+++ Record list
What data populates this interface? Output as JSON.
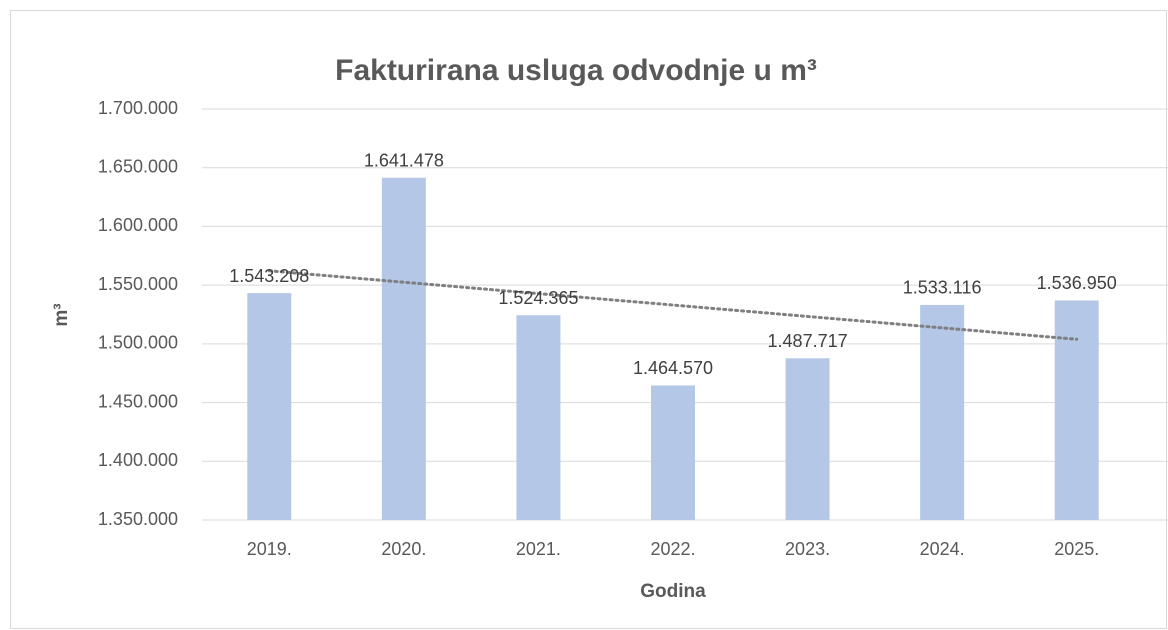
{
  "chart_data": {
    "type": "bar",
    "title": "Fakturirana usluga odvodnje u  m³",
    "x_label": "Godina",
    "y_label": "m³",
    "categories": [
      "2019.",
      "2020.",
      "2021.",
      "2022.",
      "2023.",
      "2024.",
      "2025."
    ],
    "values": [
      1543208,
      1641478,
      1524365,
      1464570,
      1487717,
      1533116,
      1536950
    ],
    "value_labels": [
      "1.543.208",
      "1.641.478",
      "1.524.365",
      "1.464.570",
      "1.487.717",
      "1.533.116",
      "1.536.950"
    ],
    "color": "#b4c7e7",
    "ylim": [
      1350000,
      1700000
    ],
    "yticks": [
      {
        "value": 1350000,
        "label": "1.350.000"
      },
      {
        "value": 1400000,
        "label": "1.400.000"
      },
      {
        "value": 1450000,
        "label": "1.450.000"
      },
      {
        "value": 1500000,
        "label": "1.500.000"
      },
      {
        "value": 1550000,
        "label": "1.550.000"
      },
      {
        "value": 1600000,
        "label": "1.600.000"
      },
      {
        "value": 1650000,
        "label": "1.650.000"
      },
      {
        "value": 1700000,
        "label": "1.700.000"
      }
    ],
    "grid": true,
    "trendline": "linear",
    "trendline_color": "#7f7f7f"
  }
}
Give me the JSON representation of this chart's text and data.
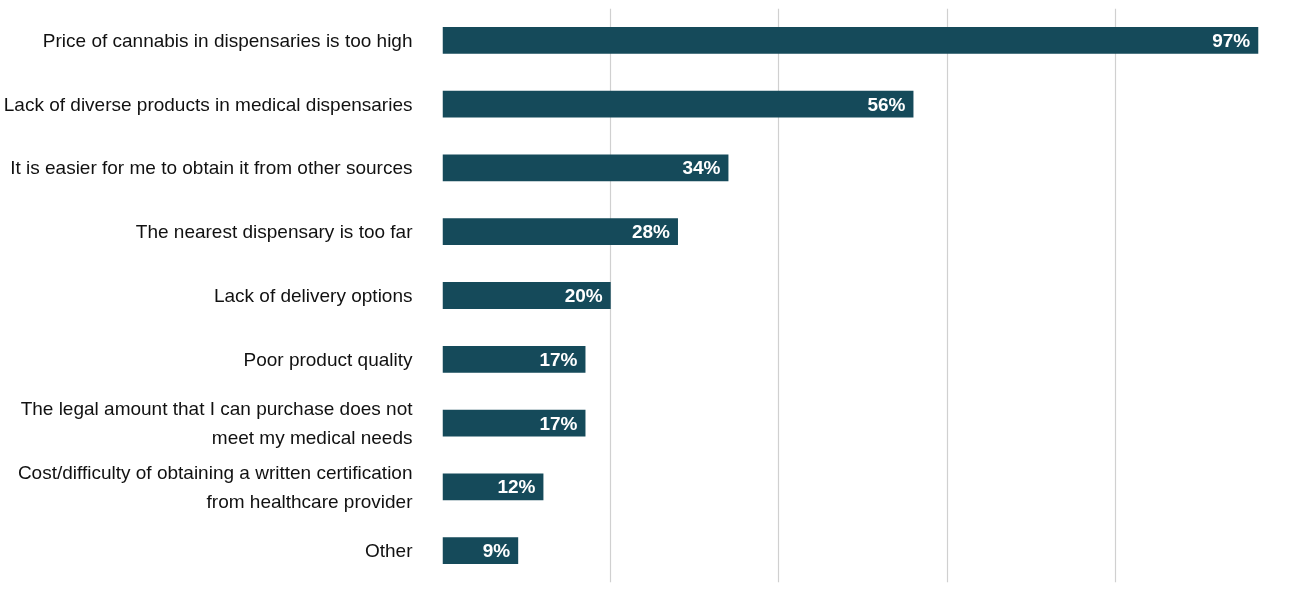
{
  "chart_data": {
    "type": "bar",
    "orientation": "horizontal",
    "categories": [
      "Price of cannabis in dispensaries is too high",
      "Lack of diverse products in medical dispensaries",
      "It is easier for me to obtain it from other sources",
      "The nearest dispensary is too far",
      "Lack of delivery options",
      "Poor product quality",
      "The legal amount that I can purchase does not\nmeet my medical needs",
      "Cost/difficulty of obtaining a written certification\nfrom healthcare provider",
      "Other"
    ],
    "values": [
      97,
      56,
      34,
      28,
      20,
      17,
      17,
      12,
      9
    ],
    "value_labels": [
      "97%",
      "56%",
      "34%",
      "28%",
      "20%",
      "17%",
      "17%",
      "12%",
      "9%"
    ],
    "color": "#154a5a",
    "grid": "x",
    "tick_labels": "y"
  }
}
++++++
_Written problem:_
Gather each line that holds "dispensaries".

_Response below:_
      "Price of cannabis in dispensaries is too high",
      "Lack of diverse products in medical dispensaries",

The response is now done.